----- Extracted data -----

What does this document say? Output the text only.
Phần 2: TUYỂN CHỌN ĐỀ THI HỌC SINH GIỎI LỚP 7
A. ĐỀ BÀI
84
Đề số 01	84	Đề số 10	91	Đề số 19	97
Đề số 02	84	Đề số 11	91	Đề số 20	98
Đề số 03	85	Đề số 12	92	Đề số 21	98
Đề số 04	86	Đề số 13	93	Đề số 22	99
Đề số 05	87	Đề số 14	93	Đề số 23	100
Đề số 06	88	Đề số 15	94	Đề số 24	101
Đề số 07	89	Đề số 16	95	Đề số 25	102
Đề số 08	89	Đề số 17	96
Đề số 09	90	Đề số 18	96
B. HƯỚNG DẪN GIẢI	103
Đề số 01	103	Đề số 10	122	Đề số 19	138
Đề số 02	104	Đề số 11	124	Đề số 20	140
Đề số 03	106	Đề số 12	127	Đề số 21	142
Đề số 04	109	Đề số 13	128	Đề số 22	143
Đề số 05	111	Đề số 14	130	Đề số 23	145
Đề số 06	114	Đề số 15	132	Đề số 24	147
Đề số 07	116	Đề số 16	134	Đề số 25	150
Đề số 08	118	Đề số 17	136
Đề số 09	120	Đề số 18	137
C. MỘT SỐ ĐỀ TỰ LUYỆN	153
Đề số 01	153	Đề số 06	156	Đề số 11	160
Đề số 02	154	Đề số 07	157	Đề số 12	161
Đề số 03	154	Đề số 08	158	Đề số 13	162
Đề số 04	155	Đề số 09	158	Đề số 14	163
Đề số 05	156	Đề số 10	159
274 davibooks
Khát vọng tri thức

-----

**What this task involves:** Reproduce the material above, every line of it, exactly.

**Response to this exercise:**
What does this document say? Output the text only.
Phần 2: TUYỂN CHỌN ĐỀ THI HỌC SINH GIỎI LỚP 7
A. ĐỀ BÀI
84
Đề số 01	84	Đề số 10	91	Đề số 19	97
Đề số 02	84	Đề số 11	91	Đề số 20	98
Đề số 03	85	Đề số 12	92	Đề số 21	98
Đề số 04	86	Đề số 13	93	Đề số 22	99
Đề số 05	87	Đề số 14	93	Đề số 23	100
Đề số 06	88	Đề số 15	94	Đề số 24	101
Đề số 07	89	Đề số 16	95	Đề số 25	102
Đề số 08	89	Đề số 17	96
Đề số 09	90	Đề số 18	96
B. HƯỚNG DẪN GIẢI	103
Đề số 01	103	Đề số 10	122	Đề số 19	138
Đề số 02	104	Đề số 11	124	Đề số 20	140
Đề số 03	106	Đề số 12	127	Đề số 21	142
Đề số 04	109	Đề số 13	128	Đề số 22	143
Đề số 05	111	Đề số 14	130	Đề số 23	145
Đề số 06	114	Đề số 15	132	Đề số 24	147
Đề số 07	116	Đề số 16	134	Đề số 25	150
Đề số 08	118	Đề số 17	136
Đề số 09	120	Đề số 18	137
C. MỘT SỐ ĐỀ TỰ LUYỆN	153
Đề số 01	153	Đề số 06	156	Đề số 11	160
Đề số 02	154	Đề số 07	157	Đề số 12	161
Đề số 03	154	Đề số 08	158	Đề số 13	162
Đề số 04	155	Đề số 09	158	Đề số 14	163
Đề số 05	156	Đề số 10	159
274 davibooks
Khát vọng tri thức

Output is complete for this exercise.